SHORT PROBLEM => Count every line of the material that holds the string "цели". Respond with the total only.

RECORD EXCERPTS =>
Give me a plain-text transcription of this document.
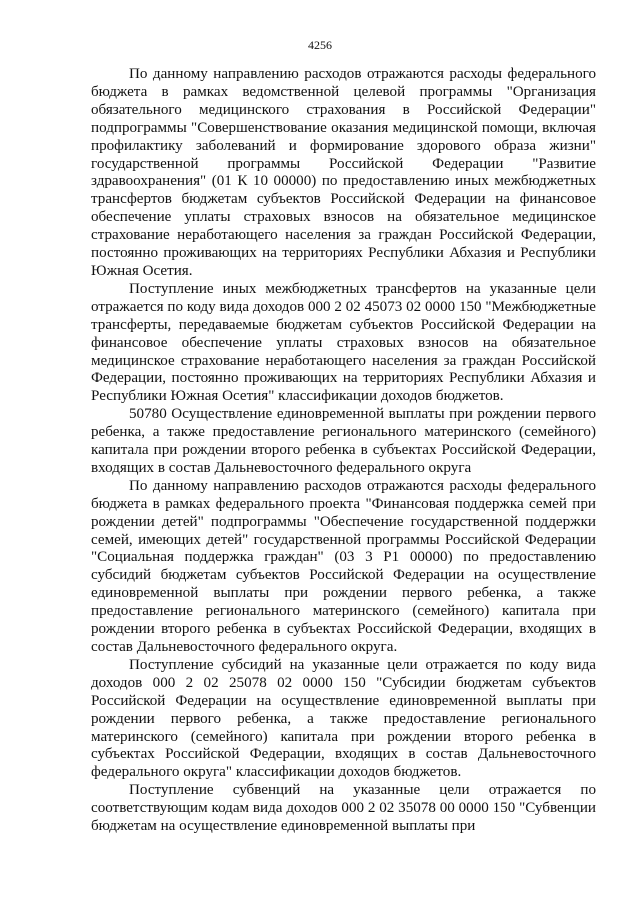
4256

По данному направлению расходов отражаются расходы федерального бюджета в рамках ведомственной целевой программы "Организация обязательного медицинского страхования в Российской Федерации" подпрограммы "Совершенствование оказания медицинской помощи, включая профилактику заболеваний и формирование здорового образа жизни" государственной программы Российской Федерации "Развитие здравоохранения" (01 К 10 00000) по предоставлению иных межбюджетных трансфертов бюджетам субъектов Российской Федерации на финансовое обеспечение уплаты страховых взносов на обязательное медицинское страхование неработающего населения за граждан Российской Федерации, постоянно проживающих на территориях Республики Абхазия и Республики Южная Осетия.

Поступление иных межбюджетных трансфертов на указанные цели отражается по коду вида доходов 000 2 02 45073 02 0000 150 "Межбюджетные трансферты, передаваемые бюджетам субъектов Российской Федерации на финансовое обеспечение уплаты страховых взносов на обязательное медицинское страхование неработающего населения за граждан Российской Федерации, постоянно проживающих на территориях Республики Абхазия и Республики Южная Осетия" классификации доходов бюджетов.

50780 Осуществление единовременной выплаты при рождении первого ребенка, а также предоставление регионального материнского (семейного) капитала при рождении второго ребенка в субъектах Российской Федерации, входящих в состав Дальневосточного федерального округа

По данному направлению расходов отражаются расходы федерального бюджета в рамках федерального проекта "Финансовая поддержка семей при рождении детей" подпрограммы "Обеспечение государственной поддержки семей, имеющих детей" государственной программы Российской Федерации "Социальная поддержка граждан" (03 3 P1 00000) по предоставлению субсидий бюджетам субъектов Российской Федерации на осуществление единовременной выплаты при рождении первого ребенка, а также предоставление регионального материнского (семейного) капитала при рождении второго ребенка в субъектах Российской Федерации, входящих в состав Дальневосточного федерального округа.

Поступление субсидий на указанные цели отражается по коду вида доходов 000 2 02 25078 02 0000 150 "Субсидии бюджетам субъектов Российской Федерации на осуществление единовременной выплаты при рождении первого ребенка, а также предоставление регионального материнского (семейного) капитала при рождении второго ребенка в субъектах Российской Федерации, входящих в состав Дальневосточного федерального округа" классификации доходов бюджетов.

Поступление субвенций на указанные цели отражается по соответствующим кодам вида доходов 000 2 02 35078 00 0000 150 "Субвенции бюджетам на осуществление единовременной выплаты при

---

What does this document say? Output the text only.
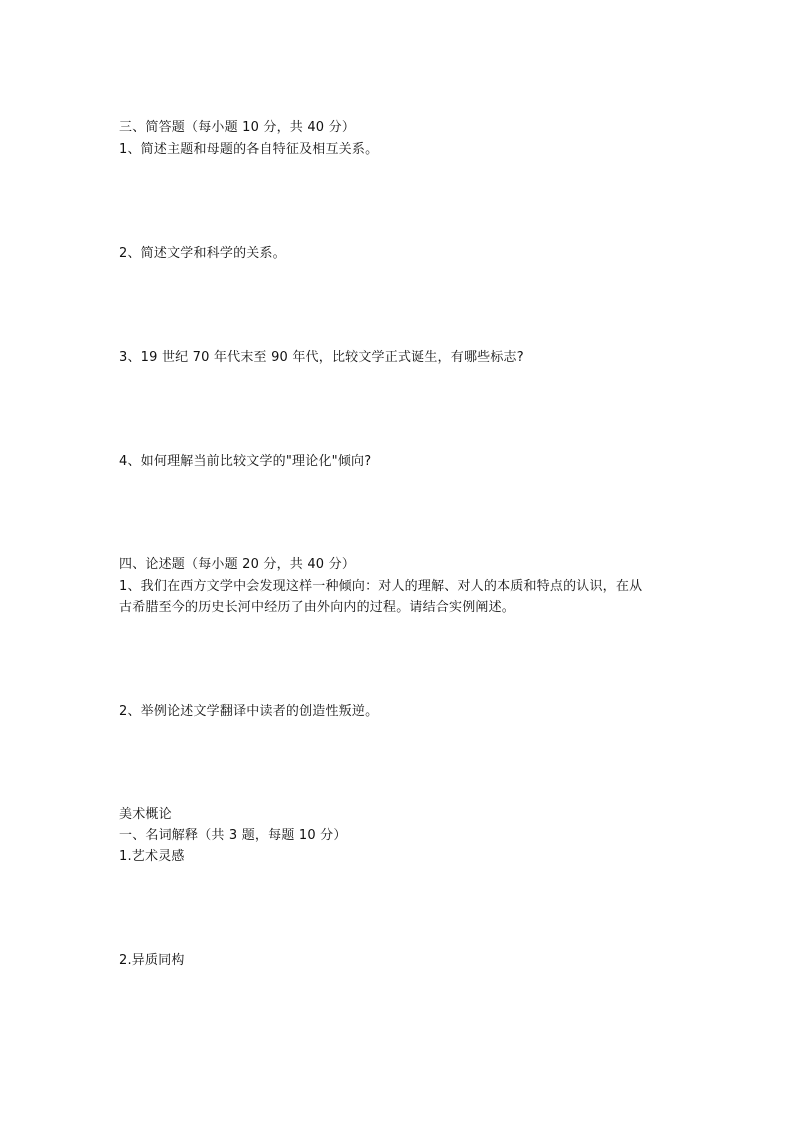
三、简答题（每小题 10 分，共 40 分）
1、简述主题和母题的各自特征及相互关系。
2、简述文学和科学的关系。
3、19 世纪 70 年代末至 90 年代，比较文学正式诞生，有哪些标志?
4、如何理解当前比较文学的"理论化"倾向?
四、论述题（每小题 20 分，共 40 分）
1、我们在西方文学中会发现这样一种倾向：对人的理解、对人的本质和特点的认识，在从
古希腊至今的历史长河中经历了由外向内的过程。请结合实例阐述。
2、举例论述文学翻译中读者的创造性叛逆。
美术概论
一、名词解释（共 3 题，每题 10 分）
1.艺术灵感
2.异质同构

...

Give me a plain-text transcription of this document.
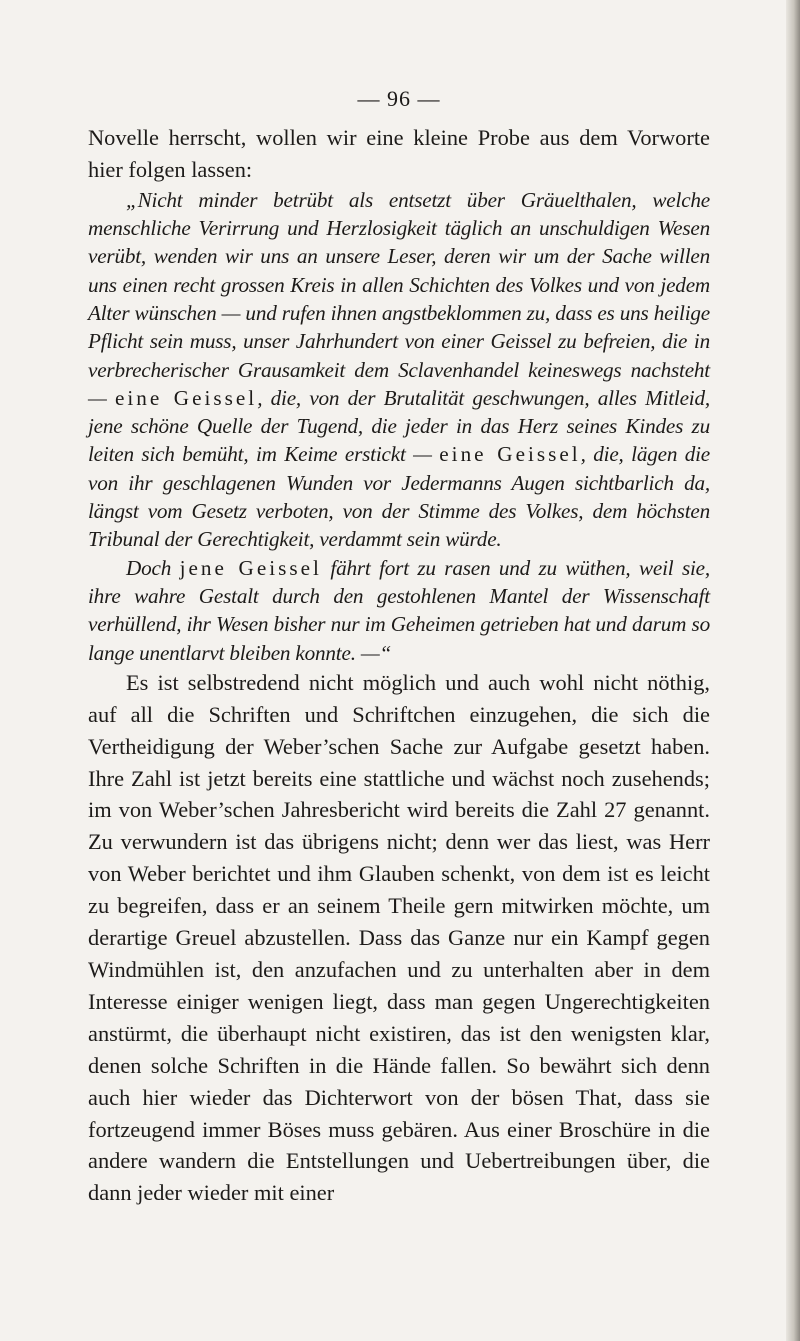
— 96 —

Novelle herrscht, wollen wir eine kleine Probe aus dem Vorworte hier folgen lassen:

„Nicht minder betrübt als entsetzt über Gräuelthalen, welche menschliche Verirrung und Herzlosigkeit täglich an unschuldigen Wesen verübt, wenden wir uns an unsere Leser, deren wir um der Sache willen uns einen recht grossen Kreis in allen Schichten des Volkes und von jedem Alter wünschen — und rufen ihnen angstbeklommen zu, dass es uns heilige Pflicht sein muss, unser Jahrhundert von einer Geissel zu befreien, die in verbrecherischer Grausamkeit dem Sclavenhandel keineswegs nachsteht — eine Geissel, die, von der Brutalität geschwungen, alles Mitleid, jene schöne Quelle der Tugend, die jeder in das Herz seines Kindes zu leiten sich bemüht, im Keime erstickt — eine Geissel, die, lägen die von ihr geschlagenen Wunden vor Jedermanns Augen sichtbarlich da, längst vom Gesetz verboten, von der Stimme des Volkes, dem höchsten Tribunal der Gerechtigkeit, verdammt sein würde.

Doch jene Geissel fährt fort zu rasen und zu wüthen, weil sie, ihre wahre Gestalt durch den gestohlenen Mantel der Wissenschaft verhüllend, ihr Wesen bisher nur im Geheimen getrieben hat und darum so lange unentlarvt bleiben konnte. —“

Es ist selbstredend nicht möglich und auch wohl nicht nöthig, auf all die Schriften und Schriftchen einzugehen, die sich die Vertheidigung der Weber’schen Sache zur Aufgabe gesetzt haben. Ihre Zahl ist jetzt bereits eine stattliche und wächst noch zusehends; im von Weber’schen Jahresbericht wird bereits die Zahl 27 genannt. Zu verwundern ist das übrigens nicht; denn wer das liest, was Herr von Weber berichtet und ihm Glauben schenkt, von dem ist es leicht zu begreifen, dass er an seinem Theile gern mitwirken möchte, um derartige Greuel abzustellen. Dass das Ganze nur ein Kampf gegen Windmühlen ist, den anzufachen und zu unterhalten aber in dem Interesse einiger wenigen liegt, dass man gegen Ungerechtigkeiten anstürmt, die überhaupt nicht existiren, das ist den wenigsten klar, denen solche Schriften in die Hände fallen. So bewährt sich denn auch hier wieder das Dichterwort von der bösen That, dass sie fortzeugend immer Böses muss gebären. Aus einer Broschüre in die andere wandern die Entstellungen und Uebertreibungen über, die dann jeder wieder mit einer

TASK RESPONSE => 3